In 1990, GameTek created a Price Is Right video game for MS-DOS, Commodore 64, and other. A handheld Tiger game was made in 1998 with four pricing games. A DVD game with 12 pricing games, live casino show host Todd Newton and video of prizes taken directly from the show was produced by Endless Games in 2005. A 2008 DVD edition, also from Endless Games, featured many changes based on season 36 and included seven new games: Half Off, More or Less, Swap Meet, Secret X, That's Too Much, Coming or Going, and Hole in One. It also featured both host Drew Carey and announcer Rich Fields. CBS.com featured an online Price Is Right-based game in the late 1990s, which was plugged in the closing credits of each episode. The game consisted of choosing which of the four bidders in Contestant's Row was closest to the price of a prize without going over. Additionally, Mobliss provides a suite of pricing games for cellular phones.

On March 26, 2008, Ludia (in connection with Ubisoft) launched The Price Is Right video game for Windows. A version for the Wii and Nintendo DS was released in September 2008. A version for iOS was released in November 2008. The show's then-current announcer, Rich Fields, was the host of the computer version. The virtual set in the game resembled the set used in Seasons 31 to 34. Ludia announced that all three platforms will receive a new version of the video game that was previewed at the Target Bullseye Lounge during the Electronic Entertainment Expo trade show on June 2–4, 2009. The Price Is Right 2010 Edition was released on September 22, 2009. In the fall of 2010, Ludia developed a multi-player version for Facebook. A third Ludia adaptation, The Price Is Right Decades, featuring set designs, pricing games and prizes taken from the 1970s through 2000s, was initially released for the Wii in October 2011, with an Xbox 360 and iOS release following in November and December. The Price Is Right 2010 Edition and The Price Is Right Decades have also been released as downloads within the PlayStation Store for the PlayStation 3 in May 2010 and April 2012, respectively. Irwin Toys released an electronic tabletop version in 2008 featuring Contestant's Row, the Big Wheel, a physical Plinko board with chips, Showcases and seven pricing games. Jakks Pacific released a Plug It in and Play version of The Price Is Right in 2009, featuring Carey and Fields.

^^^^^^^^^^^^^^^^

Task requirements → Copy out the Price Is Right games text in full, word for word. Rely only on the text above for this.

^^^^^^^^^^^^^^^^

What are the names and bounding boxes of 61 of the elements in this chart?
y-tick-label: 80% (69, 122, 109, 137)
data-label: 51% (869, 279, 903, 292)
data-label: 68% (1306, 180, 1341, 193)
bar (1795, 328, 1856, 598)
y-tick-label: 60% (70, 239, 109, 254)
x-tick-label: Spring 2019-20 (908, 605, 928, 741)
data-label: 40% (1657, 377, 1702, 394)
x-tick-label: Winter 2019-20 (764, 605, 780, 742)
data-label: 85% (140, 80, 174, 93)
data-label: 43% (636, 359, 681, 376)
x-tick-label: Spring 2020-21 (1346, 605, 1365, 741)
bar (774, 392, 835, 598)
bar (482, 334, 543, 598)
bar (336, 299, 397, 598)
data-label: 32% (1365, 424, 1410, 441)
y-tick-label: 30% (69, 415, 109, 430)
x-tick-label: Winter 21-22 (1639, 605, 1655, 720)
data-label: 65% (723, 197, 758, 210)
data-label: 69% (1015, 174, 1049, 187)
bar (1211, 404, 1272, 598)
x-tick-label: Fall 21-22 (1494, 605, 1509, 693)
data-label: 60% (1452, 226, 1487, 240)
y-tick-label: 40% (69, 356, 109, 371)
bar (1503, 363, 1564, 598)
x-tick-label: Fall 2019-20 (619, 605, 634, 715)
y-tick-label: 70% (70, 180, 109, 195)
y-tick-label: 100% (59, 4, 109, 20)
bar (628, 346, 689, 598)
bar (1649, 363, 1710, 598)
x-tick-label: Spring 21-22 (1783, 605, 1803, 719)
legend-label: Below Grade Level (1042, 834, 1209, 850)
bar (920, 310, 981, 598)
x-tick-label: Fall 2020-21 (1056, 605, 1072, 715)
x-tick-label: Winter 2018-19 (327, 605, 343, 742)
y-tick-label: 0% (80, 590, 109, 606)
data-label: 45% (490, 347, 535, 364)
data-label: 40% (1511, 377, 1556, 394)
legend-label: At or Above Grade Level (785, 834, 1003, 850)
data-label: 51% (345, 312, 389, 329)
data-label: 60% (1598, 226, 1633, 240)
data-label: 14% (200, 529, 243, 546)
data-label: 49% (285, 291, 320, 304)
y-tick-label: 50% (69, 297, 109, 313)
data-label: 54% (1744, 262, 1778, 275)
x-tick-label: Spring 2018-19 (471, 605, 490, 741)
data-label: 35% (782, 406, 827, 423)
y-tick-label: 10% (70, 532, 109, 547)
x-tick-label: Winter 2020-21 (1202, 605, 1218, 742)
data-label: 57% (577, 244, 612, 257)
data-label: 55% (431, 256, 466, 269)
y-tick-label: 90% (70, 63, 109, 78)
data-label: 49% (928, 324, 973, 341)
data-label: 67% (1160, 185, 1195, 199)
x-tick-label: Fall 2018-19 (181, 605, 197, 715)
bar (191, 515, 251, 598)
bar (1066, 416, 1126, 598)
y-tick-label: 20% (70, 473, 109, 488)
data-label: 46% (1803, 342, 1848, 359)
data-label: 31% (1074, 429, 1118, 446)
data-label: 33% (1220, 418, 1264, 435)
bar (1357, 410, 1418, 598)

^^^^^^^^^^^^^^^^

Your solution →
In 1990, GameTek created a Price Is Right video game for MS-DOS, Commodore 64, and other. A handheld Tiger game was made in 1998 with four pricing games. A DVD game with 12 pricing games, live casino show host Todd Newton and video of prizes taken directly from the show was produced by Endless Games in 2005. A 2008 DVD edition, also from Endless Games, featured many changes based on season 36 and included seven new games: Half Off, More or Less, Swap Meet, Secret X, That's Too Much, Coming or Going, and Hole in One. It also featured both host Drew Carey and announcer Rich Fields. CBS.com featured an online Price Is Right-based game in the late 1990s, which was plugged in the closing credits of each episode. The game consisted of choosing which of the four bidders in Contestant's Row was closest to the price of a prize without going over. Additionally, Mobliss provides a suite of pricing games for cellular phones.

On March 26, 2008, Ludia (in connection with Ubisoft) launched The Price Is Right video game for Windows. A version for the Wii and Nintendo DS was released in September 2008. A version for iOS was released in November 2008. The show's then-current announcer, Rich Fields, was the host of the computer version. The virtual set in the game resembled the set used in Seasons 31 to 34. Ludia announced that all three platforms will receive a new version of the video game that was previewed at the Target Bullseye Lounge during the Electronic Entertainment Expo trade show on June 2–4, 2009. The Price Is Right 2010 Edition was released on September 22, 2009. In the fall of 2010, Ludia developed a multi-player version for Facebook. A third Ludia adaptation, The Price Is Right Decades, featuring set designs, pricing games and prizes taken from the 1970s through 2000s, was initially released for the Wii in October 2011, with an Xbox 360 and iOS release following in November and December. The Price Is Right 2010 Edition and The Price Is Right Decades have also been released as downloads within the PlayStation Store for the PlayStation 3 in May 2010 and April 2012, respectively. Irwin Toys released an electronic tabletop version in 2008 featuring Contestant's Row, the Big Wheel, a physical Plinko board with chips, Showcases and seven pricing games. Jakks Pacific released a Plug It in and Play version of The Price Is Right in 2009, featuring Carey and Fields.